Required task
Find every line in the records below that holds the word "with", and copy it out.

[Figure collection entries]

::::::::

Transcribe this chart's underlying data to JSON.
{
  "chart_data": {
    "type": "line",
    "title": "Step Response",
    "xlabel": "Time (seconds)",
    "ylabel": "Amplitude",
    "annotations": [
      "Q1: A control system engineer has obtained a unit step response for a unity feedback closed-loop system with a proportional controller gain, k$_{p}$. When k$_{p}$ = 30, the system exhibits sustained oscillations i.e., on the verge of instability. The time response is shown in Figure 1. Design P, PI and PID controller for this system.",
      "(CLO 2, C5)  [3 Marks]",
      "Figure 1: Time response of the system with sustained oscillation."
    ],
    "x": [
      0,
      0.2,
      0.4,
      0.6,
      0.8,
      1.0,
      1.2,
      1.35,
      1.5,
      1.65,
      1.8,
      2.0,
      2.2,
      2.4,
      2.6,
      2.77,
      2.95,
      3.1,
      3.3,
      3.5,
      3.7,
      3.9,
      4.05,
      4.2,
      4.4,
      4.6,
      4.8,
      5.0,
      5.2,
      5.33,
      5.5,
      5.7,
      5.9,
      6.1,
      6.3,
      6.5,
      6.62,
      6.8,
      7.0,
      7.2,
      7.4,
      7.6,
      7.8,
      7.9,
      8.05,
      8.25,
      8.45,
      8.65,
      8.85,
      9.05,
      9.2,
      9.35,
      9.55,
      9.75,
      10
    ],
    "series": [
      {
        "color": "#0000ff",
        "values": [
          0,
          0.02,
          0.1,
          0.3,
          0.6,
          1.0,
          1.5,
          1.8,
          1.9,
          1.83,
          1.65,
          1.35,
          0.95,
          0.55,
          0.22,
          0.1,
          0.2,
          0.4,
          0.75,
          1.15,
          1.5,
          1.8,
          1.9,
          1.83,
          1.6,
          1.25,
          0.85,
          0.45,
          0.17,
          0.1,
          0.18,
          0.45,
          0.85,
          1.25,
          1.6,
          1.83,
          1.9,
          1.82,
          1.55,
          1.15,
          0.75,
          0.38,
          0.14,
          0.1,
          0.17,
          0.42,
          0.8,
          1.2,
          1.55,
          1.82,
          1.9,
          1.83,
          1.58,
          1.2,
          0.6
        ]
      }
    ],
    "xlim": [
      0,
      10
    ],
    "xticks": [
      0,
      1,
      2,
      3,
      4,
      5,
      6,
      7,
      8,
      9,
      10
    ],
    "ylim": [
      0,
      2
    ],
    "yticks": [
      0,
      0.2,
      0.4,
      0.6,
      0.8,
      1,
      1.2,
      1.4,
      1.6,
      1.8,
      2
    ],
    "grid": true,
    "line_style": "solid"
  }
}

::::::::

Solved problem
      "Q1: A control system engineer has obtained a unit step response for a unity feedback closed-loop system with a proportional controller gain, k$_{p}$. When k$_{p}$ = 30, the system exhibits sustained oscillations i.e., on the verge of instability. The time response is shown in Figure 1. Design P, PI and PID controller for this system.",
      "Figure 1: Time response of the system with sustained oscillation."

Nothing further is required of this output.